::: Given entries

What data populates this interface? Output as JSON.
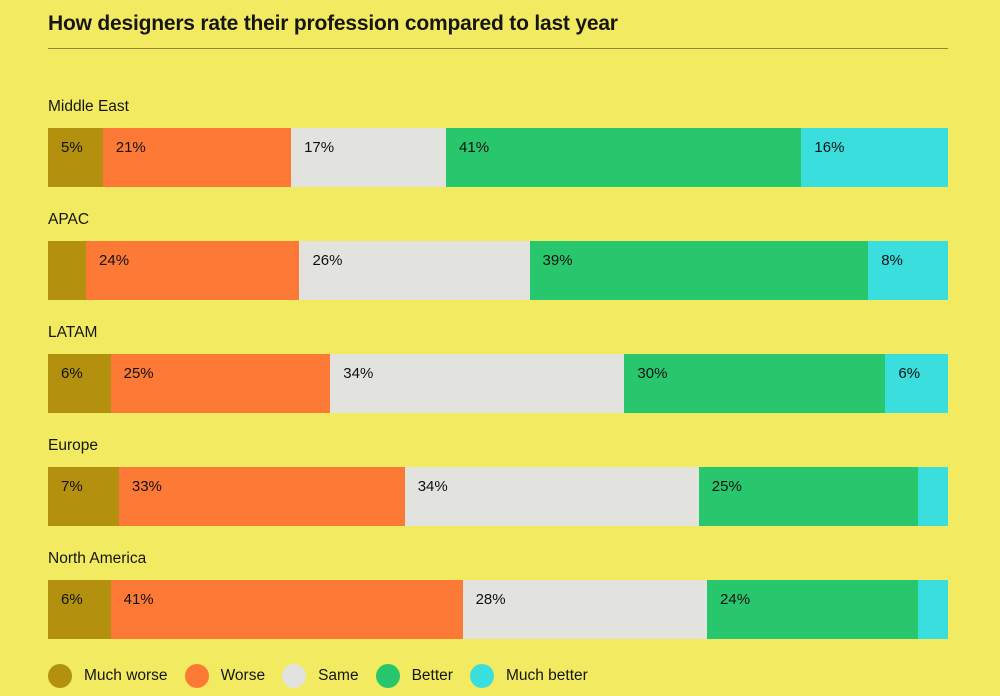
{
  "page": {
    "background_color": "#f2ea60",
    "rule_color": "#8e8838"
  },
  "header": {
    "title": "How designers rate their profession compared to last year"
  },
  "chart_data": {
    "type": "bar",
    "variant": "horizontal-stacked-percentage",
    "title": "How designers rate their profession compared to last year",
    "legend_position": "bottom",
    "grid": false,
    "categories": [
      "Middle East",
      "APAC",
      "LATAM",
      "Europe",
      "North America"
    ],
    "series": [
      {
        "name": "Much worse",
        "color": "#b3900d",
        "values": [
          5,
          3,
          6,
          7,
          6
        ]
      },
      {
        "name": "Worse",
        "color": "#fc7a36",
        "values": [
          21,
          24,
          25,
          33,
          41
        ]
      },
      {
        "name": "Same",
        "color": "#e2e2df",
        "values": [
          17,
          26,
          34,
          34,
          28
        ]
      },
      {
        "name": "Better",
        "color": "#28c76d",
        "values": [
          41,
          39,
          30,
          25,
          24
        ]
      },
      {
        "name": "Much better",
        "color": "#3adedd",
        "values": [
          16,
          8,
          6,
          2,
          2
        ]
      }
    ],
    "segment_labels": [
      [
        "5%",
        "21%",
        "17%",
        "41%",
        "16%"
      ],
      [
        "",
        "24%",
        "26%",
        "39%",
        "8%"
      ],
      [
        "6%",
        "25%",
        "34%",
        "30%",
        "6%"
      ],
      [
        "7%",
        "33%",
        "34%",
        "25%",
        ""
      ],
      [
        "6%",
        "41%",
        "28%",
        "24%",
        ""
      ]
    ]
  }
}
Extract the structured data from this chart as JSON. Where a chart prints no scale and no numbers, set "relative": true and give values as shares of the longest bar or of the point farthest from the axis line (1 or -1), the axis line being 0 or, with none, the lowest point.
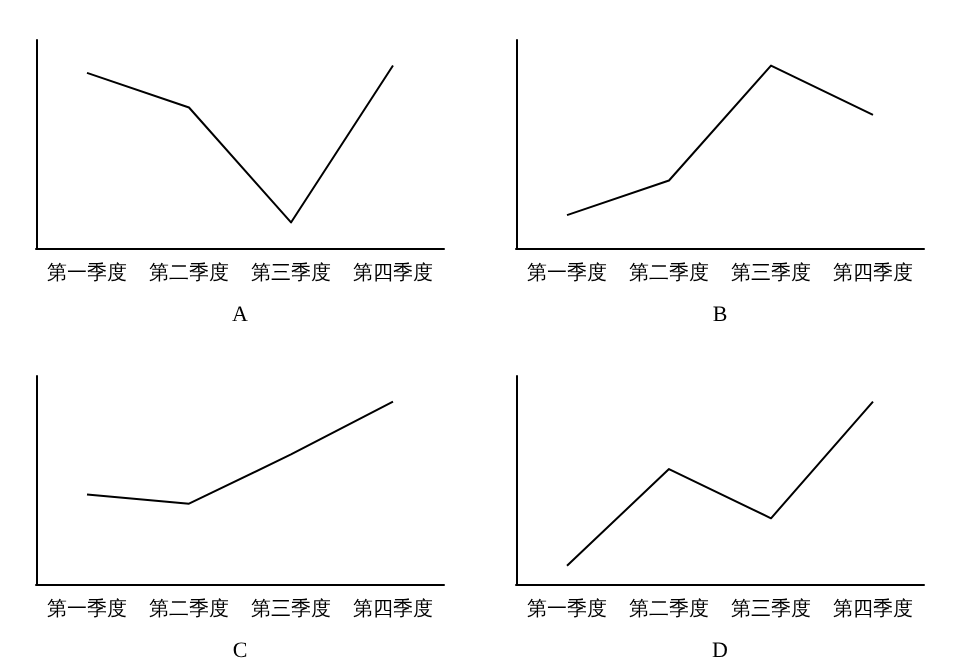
{
  "chart_data": [
    {
      "type": "line",
      "xlabel": "A",
      "categories": [
        "第一季度",
        "第二季度",
        "第三季度",
        "第四季度"
      ],
      "relative": true,
      "series": [
        {
          "color": "#000000",
          "values": [
            0.96,
            0.77,
            0.14,
            1
          ]
        }
      ],
      "grid": false,
      "marker": "none",
      "tick_labels": "x"
    },
    {
      "type": "line",
      "xlabel": "B",
      "categories": [
        "第一季度",
        "第二季度",
        "第三季度",
        "第四季度"
      ],
      "relative": true,
      "series": [
        {
          "color": "#000000",
          "values": [
            0.18,
            0.37,
            1,
            0.73
          ]
        }
      ],
      "grid": false,
      "marker": "none",
      "tick_labels": "x"
    },
    {
      "type": "line",
      "xlabel": "C",
      "categories": [
        "第一季度",
        "第二季度",
        "第三季度",
        "第四季度"
      ],
      "relative": true,
      "series": [
        {
          "color": "#000000",
          "values": [
            0.49,
            0.44,
            0.71,
            1
          ]
        }
      ],
      "grid": false,
      "marker": "none",
      "tick_labels": "x"
    },
    {
      "type": "line",
      "xlabel": "D",
      "categories": [
        "第一季度",
        "第二季度",
        "第三季度",
        "第四季度"
      ],
      "relative": true,
      "series": [
        {
          "color": "#000000",
          "values": [
            0.1,
            0.63,
            0.36,
            1
          ]
        }
      ],
      "grid": false,
      "marker": "none",
      "tick_labels": "x"
    }
  ]
}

::::::

## Work to be completed
Say how many lines in the records contain the string "profession", and say nothing else.

## Written response
2